• PROBLEM DESCRIPTION: Pull out every line from the start of the records through the line containing "x-tick-label: 7/8 — [841, 1188, 917, 1264]", both ends included, and reproduce them unchanged.

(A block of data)
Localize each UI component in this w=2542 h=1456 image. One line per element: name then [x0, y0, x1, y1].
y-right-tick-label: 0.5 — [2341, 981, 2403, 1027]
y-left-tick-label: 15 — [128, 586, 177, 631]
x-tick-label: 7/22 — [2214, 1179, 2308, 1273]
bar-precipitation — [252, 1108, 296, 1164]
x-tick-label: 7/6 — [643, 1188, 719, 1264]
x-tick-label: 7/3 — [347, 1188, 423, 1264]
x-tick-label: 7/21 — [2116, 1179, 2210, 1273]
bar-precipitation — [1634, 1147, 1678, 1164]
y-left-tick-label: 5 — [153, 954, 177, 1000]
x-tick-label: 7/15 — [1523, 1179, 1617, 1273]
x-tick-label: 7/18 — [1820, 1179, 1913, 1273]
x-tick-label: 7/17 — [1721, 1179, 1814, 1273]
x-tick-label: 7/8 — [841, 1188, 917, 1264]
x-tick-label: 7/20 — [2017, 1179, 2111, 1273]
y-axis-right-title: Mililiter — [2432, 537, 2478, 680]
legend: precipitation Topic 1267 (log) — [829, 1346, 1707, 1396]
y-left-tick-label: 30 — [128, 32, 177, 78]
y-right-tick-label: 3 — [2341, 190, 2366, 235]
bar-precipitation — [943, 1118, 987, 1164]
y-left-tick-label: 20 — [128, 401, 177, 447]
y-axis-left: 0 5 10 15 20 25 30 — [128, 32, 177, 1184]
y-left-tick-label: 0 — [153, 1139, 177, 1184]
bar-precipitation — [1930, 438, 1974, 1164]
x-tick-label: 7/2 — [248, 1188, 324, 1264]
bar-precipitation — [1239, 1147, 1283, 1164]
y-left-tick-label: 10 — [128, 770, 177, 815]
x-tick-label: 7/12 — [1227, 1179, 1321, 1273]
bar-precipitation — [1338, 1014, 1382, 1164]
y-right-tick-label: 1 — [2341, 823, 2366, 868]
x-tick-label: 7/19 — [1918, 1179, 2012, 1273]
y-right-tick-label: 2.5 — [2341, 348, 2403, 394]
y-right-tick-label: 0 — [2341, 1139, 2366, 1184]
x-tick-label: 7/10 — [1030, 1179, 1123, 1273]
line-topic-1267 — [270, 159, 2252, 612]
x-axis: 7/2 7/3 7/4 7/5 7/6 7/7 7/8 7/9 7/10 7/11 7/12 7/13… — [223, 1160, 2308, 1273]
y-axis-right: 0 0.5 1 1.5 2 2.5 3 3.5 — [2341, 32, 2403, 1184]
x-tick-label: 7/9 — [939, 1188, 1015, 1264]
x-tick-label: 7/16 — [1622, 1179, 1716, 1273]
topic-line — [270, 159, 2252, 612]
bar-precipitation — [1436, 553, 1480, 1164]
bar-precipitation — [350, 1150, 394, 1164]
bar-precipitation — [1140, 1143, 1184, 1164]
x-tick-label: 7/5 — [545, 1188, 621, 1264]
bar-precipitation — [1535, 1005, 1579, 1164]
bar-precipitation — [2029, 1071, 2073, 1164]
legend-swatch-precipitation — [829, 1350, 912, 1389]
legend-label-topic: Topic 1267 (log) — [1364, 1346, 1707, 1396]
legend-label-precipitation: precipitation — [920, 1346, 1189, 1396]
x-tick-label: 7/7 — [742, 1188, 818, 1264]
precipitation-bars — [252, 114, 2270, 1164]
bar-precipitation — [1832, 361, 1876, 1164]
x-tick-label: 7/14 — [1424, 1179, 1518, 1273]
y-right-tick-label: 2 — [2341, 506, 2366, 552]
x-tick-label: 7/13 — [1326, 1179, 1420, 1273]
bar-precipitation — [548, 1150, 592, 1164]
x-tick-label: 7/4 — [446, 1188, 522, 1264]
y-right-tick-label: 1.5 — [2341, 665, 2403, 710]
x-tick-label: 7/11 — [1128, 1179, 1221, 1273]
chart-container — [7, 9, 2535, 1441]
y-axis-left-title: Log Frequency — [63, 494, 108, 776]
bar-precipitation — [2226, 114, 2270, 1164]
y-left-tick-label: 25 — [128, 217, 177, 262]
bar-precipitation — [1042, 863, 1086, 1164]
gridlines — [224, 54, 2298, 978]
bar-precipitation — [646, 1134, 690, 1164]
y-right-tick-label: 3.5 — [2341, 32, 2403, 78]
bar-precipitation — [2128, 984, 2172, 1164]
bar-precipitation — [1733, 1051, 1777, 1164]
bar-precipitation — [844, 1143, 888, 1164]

• SOLUTION BELOW:
Localize each UI component in this w=2542 h=1456 image. One line per element: name then [x0, y0, x1, y1].
y-right-tick-label: 0.5 — [2341, 981, 2403, 1027]
y-left-tick-label: 15 — [128, 586, 177, 631]
x-tick-label: 7/22 — [2214, 1179, 2308, 1273]
bar-precipitation — [252, 1108, 296, 1164]
x-tick-label: 7/6 — [643, 1188, 719, 1264]
x-tick-label: 7/3 — [347, 1188, 423, 1264]
x-tick-label: 7/21 — [2116, 1179, 2210, 1273]
bar-precipitation — [1634, 1147, 1678, 1164]
y-left-tick-label: 5 — [153, 954, 177, 1000]
x-tick-label: 7/15 — [1523, 1179, 1617, 1273]
x-tick-label: 7/18 — [1820, 1179, 1913, 1273]
x-tick-label: 7/17 — [1721, 1179, 1814, 1273]
x-tick-label: 7/8 — [841, 1188, 917, 1264]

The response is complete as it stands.